Your objective
Copy exactly the lines of the records below, starting at the line that contains "Read this page and output its text content." and continuing through the last line, both included; omit any pictures.

Records supplied
=====

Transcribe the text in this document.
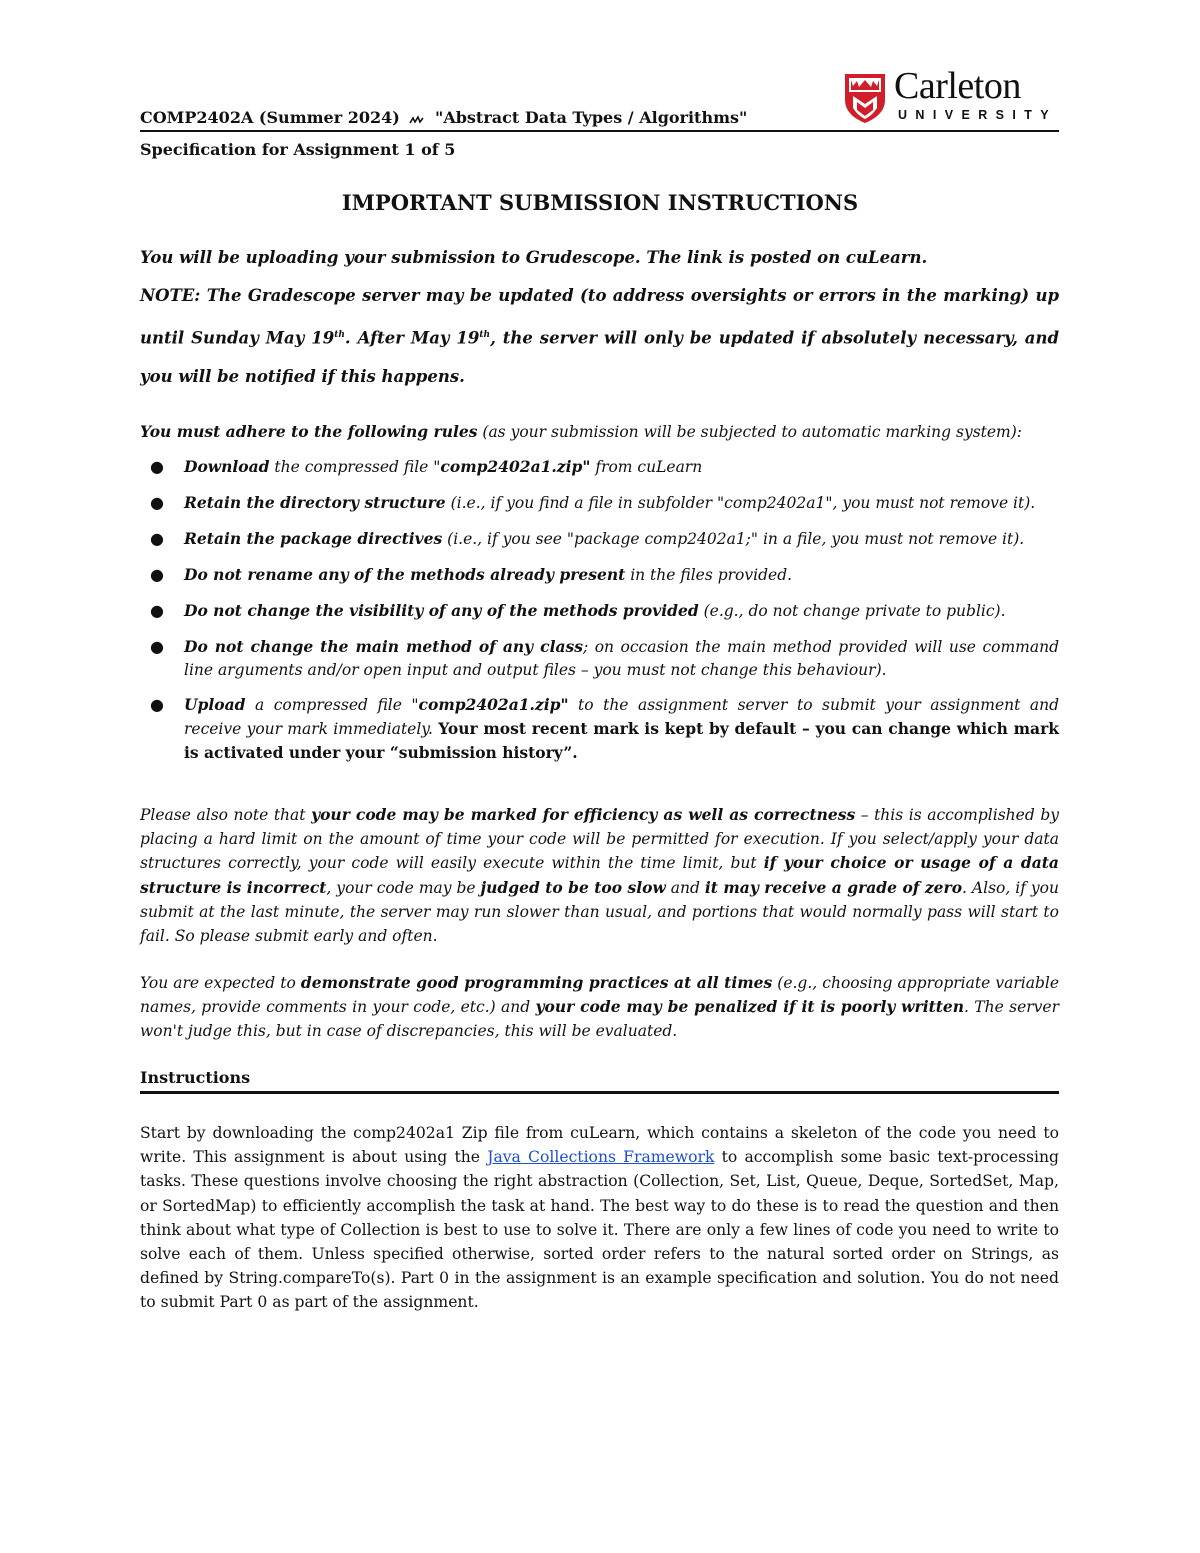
COMP2402A (Summer 2024) "Abstract Data Types / Algorithms"
Specification for Assignment 1 of 5
Carleton
UNIVERSITY
IMPORTANT SUBMISSION INSTRUCTIONS
You will be uploading your submission to Grudescope. The link is posted on cuLearn.
NOTE: The Gradescope server may be updated (to address oversights or errors in the marking) up until Sunday May 19th. After May 19th, the server will only be updated if absolutely necessary, and you will be notified if this happens.
You must adhere to the following rules (as your submission will be subjected to automatic marking system):
● Download the compressed file "comp2402a1.zip" from cuLearn
● Retain the directory structure (i.e., if you find a file in subfolder "comp2402a1", you must not remove it).
● Retain the package directives (i.e., if you see "package comp2402a1;" in a file, you must not remove it).
● Do not rename any of the methods already present in the files provided.
● Do not change the visibility of any of the methods provided (e.g., do not change private to public).
● Do not change the main method of any class; on occasion the main method provided will use command line arguments and/or open input and output files – you must not change this behaviour).
● Upload a compressed file "comp2402a1.zip" to the assignment server to submit your assignment and receive your mark immediately. Your most recent mark is kept by default – you can change which mark is activated under your “submission history”.
Please also note that your code may be marked for efficiency as well as correctness – this is accomplished by placing a hard limit on the amount of time your code will be permitted for execution. If you select/apply your data structures correctly, your code will easily execute within the time limit, but if your choice or usage of a data structure is incorrect, your code may be judged to be too slow and it may receive a grade of zero. Also, if you submit at the last minute, the server may run slower than usual, and portions that would normally pass will start to fail. So please submit early and often.
You are expected to demonstrate good programming practices at all times (e.g., choosing appropriate variable names, provide comments in your code, etc.) and your code may be penalized if it is poorly written. The server won't judge this, but in case of discrepancies, this will be evaluated.
Instructions
Start by downloading the comp2402a1 Zip file from cuLearn, which contains a skeleton of the code you need to write. This assignment is about using the Java Collections Framework to accomplish some basic text-processing tasks. These questions involve choosing the right abstraction (Collection, Set, List, Queue, Deque, SortedSet, Map, or SortedMap) to efficiently accomplish the task at hand. The best way to do these is to read the question and then think about what type of Collection is best to use to solve it. There are only a few lines of code you need to write to solve each of them. Unless specified otherwise, sorted order refers to the natural sorted order on Strings, as defined by String.compareTo(s). Part 0 in the assignment is an example specification and solution. You do not need to submit Part 0 as part of the assignment.
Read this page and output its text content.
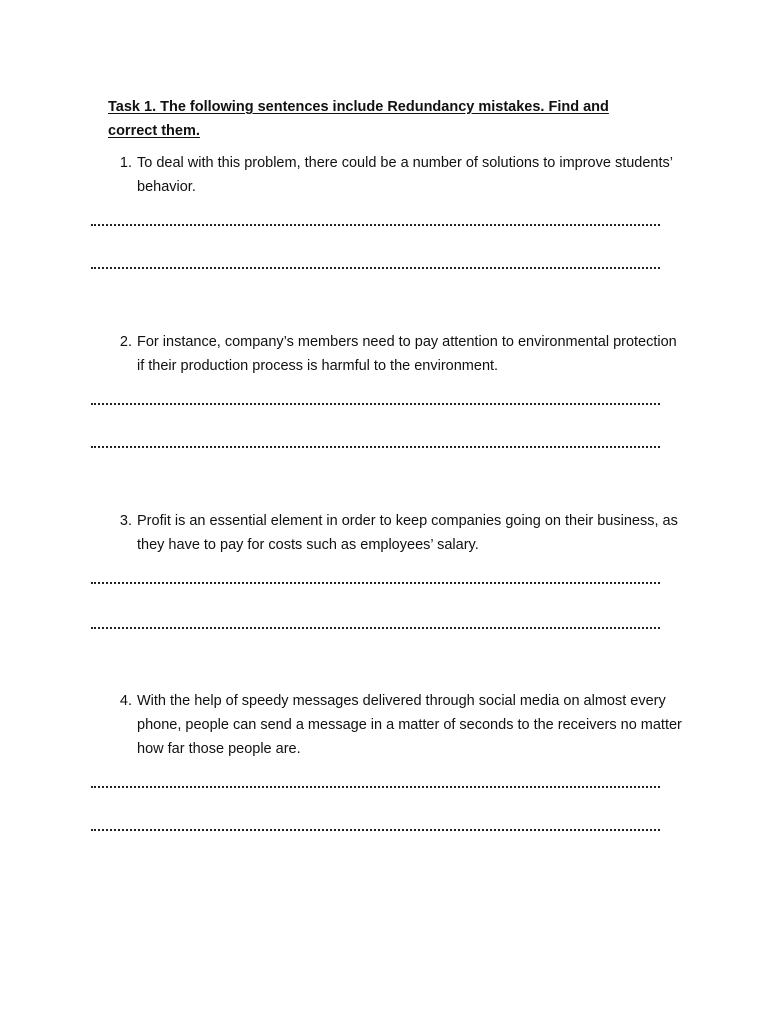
Task 1. The following sentences include Redundancy mistakes. Find and correct them.
1. To deal with this problem, there could be a number of solutions to improve students’ behavior.
2. For instance, company’s members need to pay attention to environmental protection if their production process is harmful to the environment.
3. Profit is an essential element in order to keep companies going on their business, as they have to pay for costs such as employees’ salary.
4. With the help of speedy messages delivered through social media on almost every phone, people can send a message in a matter of seconds to the receivers no matter how far those people are.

=====

The answer
Read this page and output its text content.
Task 1. The following sentences include Redundancy mistakes. Find and correct them.
1. To deal with this problem, there could be a number of solutions to improve students’ behavior.
2. For instance, company’s members need to pay attention to environmental protection if their production process is harmful to the environment.
3. Profit is an essential element in order to keep companies going on their business, as they have to pay for costs such as employees’ salary.
4. With the help of speedy messages delivered through social media on almost every phone, people can send a message in a matter of seconds to the receivers no matter how far those people are.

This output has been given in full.